* _What to produce_
Do not include the pictures; repeat the rest of the data exactly.

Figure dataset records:
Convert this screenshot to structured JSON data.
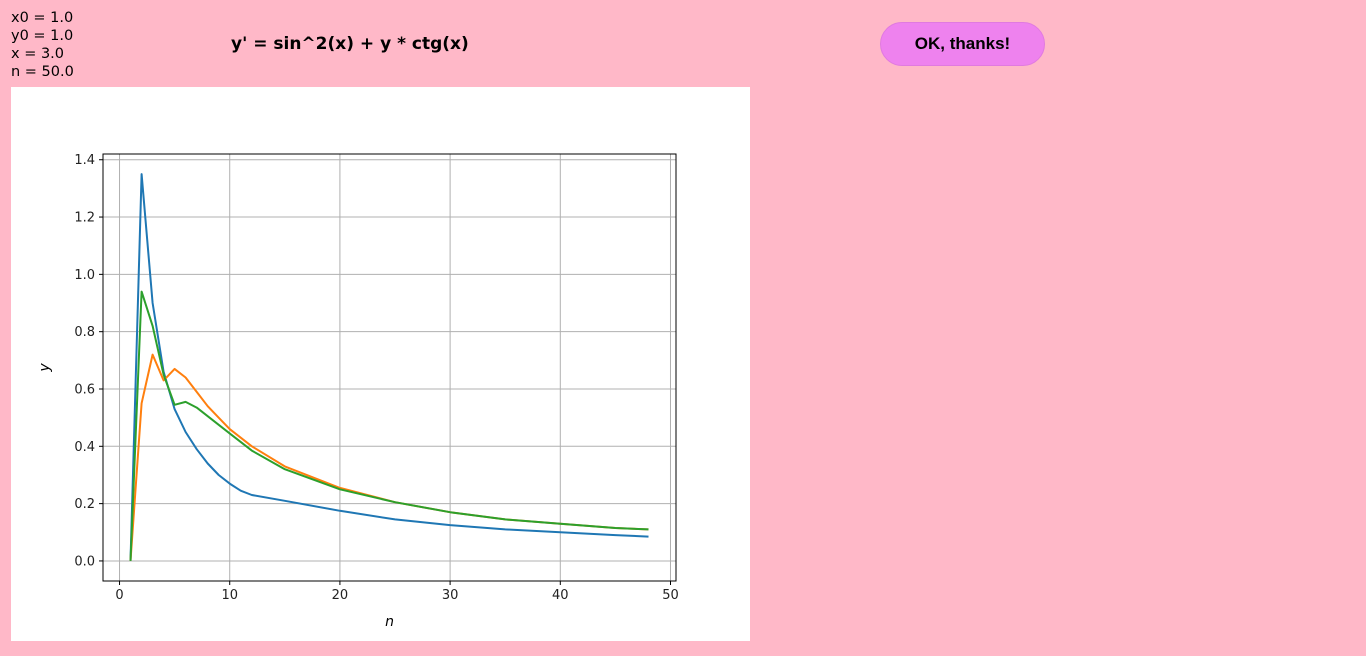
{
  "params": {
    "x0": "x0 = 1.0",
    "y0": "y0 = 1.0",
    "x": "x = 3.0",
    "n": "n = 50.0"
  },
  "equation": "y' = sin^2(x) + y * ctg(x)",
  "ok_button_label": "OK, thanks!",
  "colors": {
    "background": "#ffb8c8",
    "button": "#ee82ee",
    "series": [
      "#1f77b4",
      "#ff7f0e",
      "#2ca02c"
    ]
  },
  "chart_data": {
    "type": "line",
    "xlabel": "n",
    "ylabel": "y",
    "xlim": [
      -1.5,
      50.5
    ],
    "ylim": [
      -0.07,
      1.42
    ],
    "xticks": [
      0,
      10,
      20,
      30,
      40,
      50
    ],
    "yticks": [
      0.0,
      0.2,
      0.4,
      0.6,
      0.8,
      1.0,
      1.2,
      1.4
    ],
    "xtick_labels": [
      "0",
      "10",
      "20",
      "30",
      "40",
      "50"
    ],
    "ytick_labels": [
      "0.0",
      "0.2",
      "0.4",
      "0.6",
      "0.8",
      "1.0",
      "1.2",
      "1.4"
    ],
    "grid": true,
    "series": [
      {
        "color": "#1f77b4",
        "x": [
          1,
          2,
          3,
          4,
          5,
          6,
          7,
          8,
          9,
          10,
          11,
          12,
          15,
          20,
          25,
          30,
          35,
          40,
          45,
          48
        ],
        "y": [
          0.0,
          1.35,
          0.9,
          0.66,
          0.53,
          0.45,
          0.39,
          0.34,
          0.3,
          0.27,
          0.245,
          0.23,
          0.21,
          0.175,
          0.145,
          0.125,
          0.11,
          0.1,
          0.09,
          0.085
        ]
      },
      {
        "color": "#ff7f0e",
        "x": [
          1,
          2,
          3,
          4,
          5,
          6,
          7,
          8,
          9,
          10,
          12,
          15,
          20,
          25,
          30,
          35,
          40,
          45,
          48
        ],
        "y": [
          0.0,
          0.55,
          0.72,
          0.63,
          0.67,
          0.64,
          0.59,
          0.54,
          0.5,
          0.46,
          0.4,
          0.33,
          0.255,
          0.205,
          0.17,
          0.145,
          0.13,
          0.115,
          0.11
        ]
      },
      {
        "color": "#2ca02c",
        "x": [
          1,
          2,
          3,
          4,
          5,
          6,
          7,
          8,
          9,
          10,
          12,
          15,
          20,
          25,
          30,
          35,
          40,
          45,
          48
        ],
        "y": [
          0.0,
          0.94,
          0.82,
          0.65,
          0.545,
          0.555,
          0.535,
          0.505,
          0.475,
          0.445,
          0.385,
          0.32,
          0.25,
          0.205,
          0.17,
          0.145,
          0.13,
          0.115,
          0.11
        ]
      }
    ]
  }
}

* _Task answer_
Convert this screenshot to structured JSON data.
{
  "params": {
    "x0": "x0 = 1.0",
    "y0": "y0 = 1.0",
    "x": "x = 3.0",
    "n": "n = 50.0"
  },
  "equation": "y' = sin^2(x) + y * ctg(x)",
  "ok_button_label": "OK, thanks!",
  "colors": {
    "background": "#ffb8c8",
    "button": "#ee82ee",
    "series": [
      "#1f77b4",
      "#ff7f0e",
      "#2ca02c"
    ]
  },
  "chart_data": {
    "type": "line",
    "xlabel": "n",
    "ylabel": "y",
    "xlim": [
      -1.5,
      50.5
    ],
    "ylim": [
      -0.07,
      1.42
    ],
    "xticks": [
      0,
      10,
      20,
      30,
      40,
      50
    ],
    "yticks": [
      0.0,
      0.2,
      0.4,
      0.6,
      0.8,
      1.0,
      1.2,
      1.4
    ],
    "xtick_labels": [
      "0",
      "10",
      "20",
      "30",
      "40",
      "50"
    ],
    "ytick_labels": [
      "0.0",
      "0.2",
      "0.4",
      "0.6",
      "0.8",
      "1.0",
      "1.2",
      "1.4"
    ],
    "grid": true,
    "series": [
      {
        "color": "#1f77b4",
        "x": [
          1,
          2,
          3,
          4,
          5,
          6,
          7,
          8,
          9,
          10,
          11,
          12,
          15,
          20,
          25,
          30,
          35,
          40,
          45,
          48
        ],
        "y": [
          0.0,
          1.35,
          0.9,
          0.66,
          0.53,
          0.45,
          0.39,
          0.34,
          0.3,
          0.27,
          0.245,
          0.23,
          0.21,
          0.175,
          0.145,
          0.125,
          0.11,
          0.1,
          0.09,
          0.085
        ]
      },
      {
        "color": "#ff7f0e",
        "x": [
          1,
          2,
          3,
          4,
          5,
          6,
          7,
          8,
          9,
          10,
          12,
          15,
          20,
          25,
          30,
          35,
          40,
          45,
          48
        ],
        "y": [
          0.0,
          0.55,
          0.72,
          0.63,
          0.67,
          0.64,
          0.59,
          0.54,
          0.5,
          0.46,
          0.4,
          0.33,
          0.255,
          0.205,
          0.17,
          0.145,
          0.13,
          0.115,
          0.11
        ]
      },
      {
        "color": "#2ca02c",
        "x": [
          1,
          2,
          3,
          4,
          5,
          6,
          7,
          8,
          9,
          10,
          12,
          15,
          20,
          25,
          30,
          35,
          40,
          45,
          48
        ],
        "y": [
          0.0,
          0.94,
          0.82,
          0.65,
          0.545,
          0.555,
          0.535,
          0.505,
          0.475,
          0.445,
          0.385,
          0.32,
          0.25,
          0.205,
          0.17,
          0.145,
          0.13,
          0.115,
          0.11
        ]
      }
    ]
  }
}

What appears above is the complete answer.